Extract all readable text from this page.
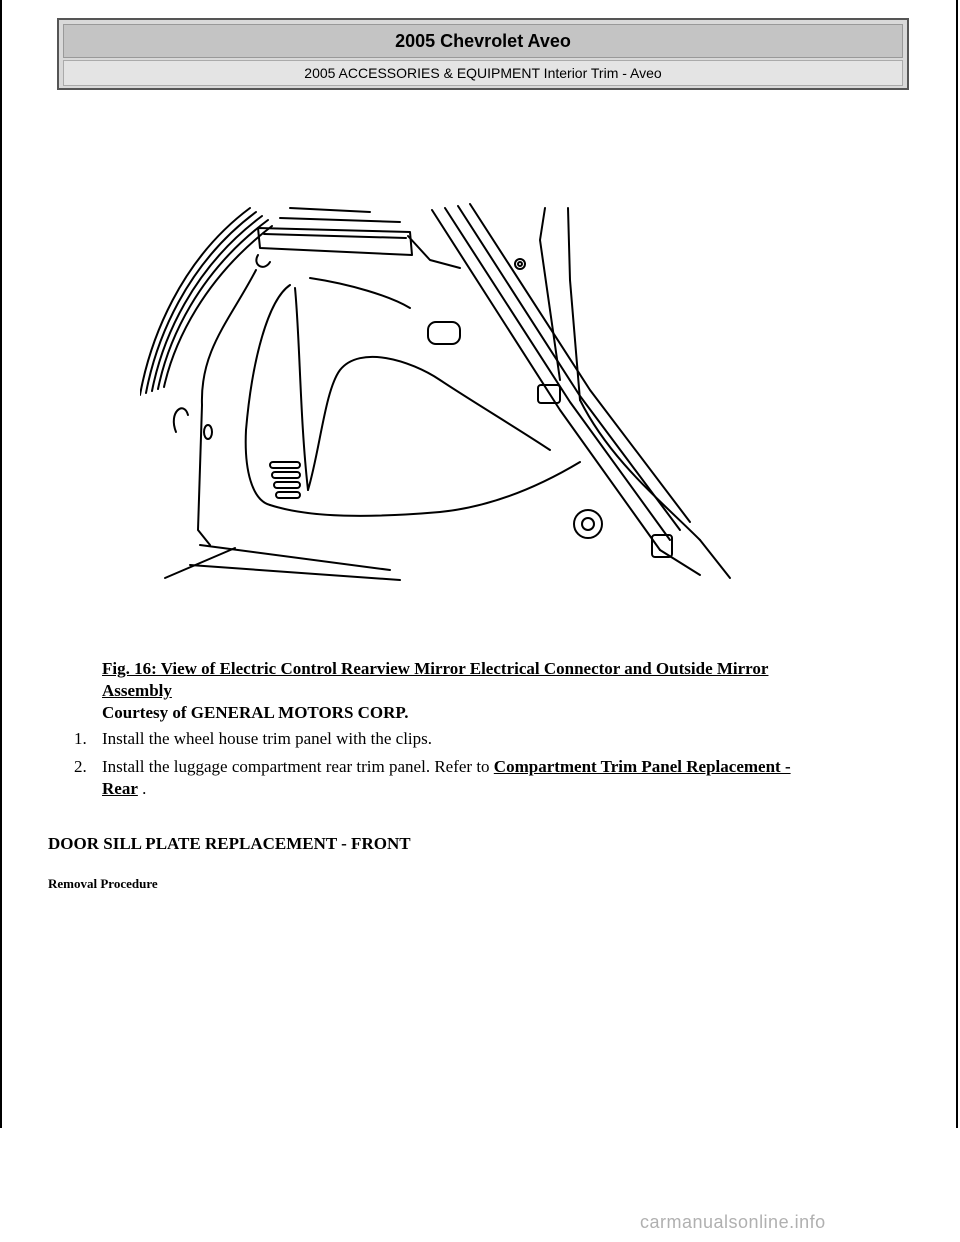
2005 Chevrolet Aveo
2005 ACCESSORIES & EQUIPMENT Interior Trim - Aveo
Fig. 16: View of Electric Control Rearview Mirror Electrical Connector and Outside Mirror
Assembly
Courtesy of GENERAL MOTORS CORP.
1. Install the wheel house trim panel with the clips.
2. Install the luggage compartment rear trim panel. Refer to Compartment Trim Panel Replacement -
Rear .
DOOR SILL PLATE REPLACEMENT - FRONT
Removal Procedure
carmanualsonline.info
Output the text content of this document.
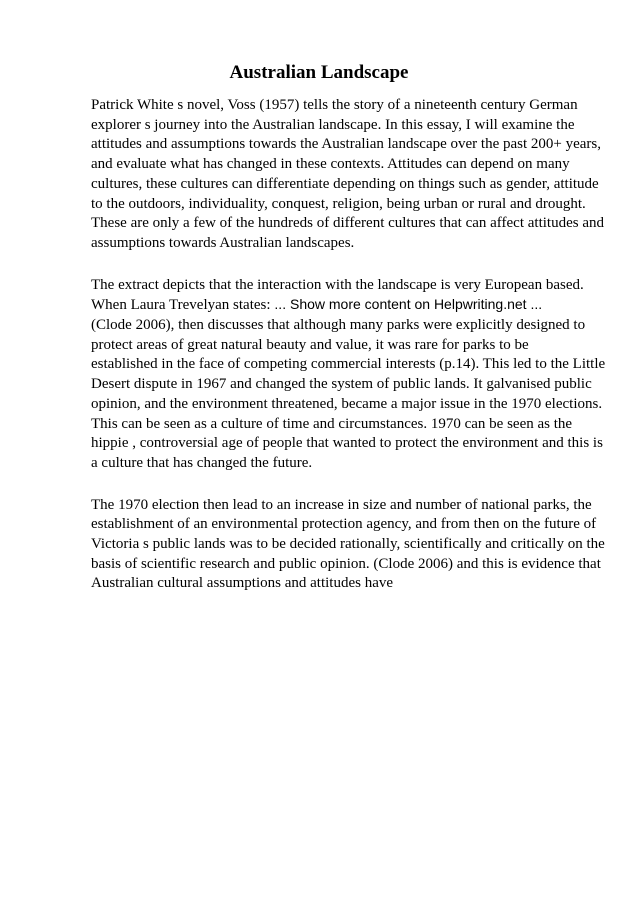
Australian Landscape

Patrick White s novel, Voss (1957) tells the story of a nineteenth century German
explorer s journey into the Australian landscape. In this essay, I will examine the
attitudes and assumptions towards the Australian landscape over the past 200+ years,
and evaluate what has changed in these contexts. Attitudes can depend on many
cultures, these cultures can differentiate depending on things such as gender, attitude
to the outdoors, individuality, conquest, religion, being urban or rural and drought.
These are only a few of the hundreds of different cultures that can affect attitudes and
assumptions towards Australian landscapes.

The extract depicts that the interaction with the landscape is very European based.
When Laura Trevelyan states: ... Show more content on Helpwriting.net ...
(Clode 2006), then discusses that although many parks were explicitly designed to
protect areas of great natural beauty and value, it was rare for parks to be
established in the face of competing commercial interests (p.14). This led to the Little
Desert dispute in 1967 and changed the system of public lands. It galvanised public
opinion, and the environment threatened, became a major issue in the 1970 elections.
This can be seen as a culture of time and circumstances. 1970 can be seen as the
hippie , controversial age of people that wanted to protect the environment and this is
a culture that has changed the future.

The 1970 election then lead to an increase in size and number of national parks, the
establishment of an environmental protection agency, and from then on the future of
Victoria s public lands was to be decided rationally, scientifically and critically on the
basis of scientific research and public opinion. (Clode 2006) and this is evidence that
Australian cultural assumptions and attitudes have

■ ■ ■ ■ ■ ■ ■

Work out how many lines above have the string "Install" in them, and give only the number.

Final result: 2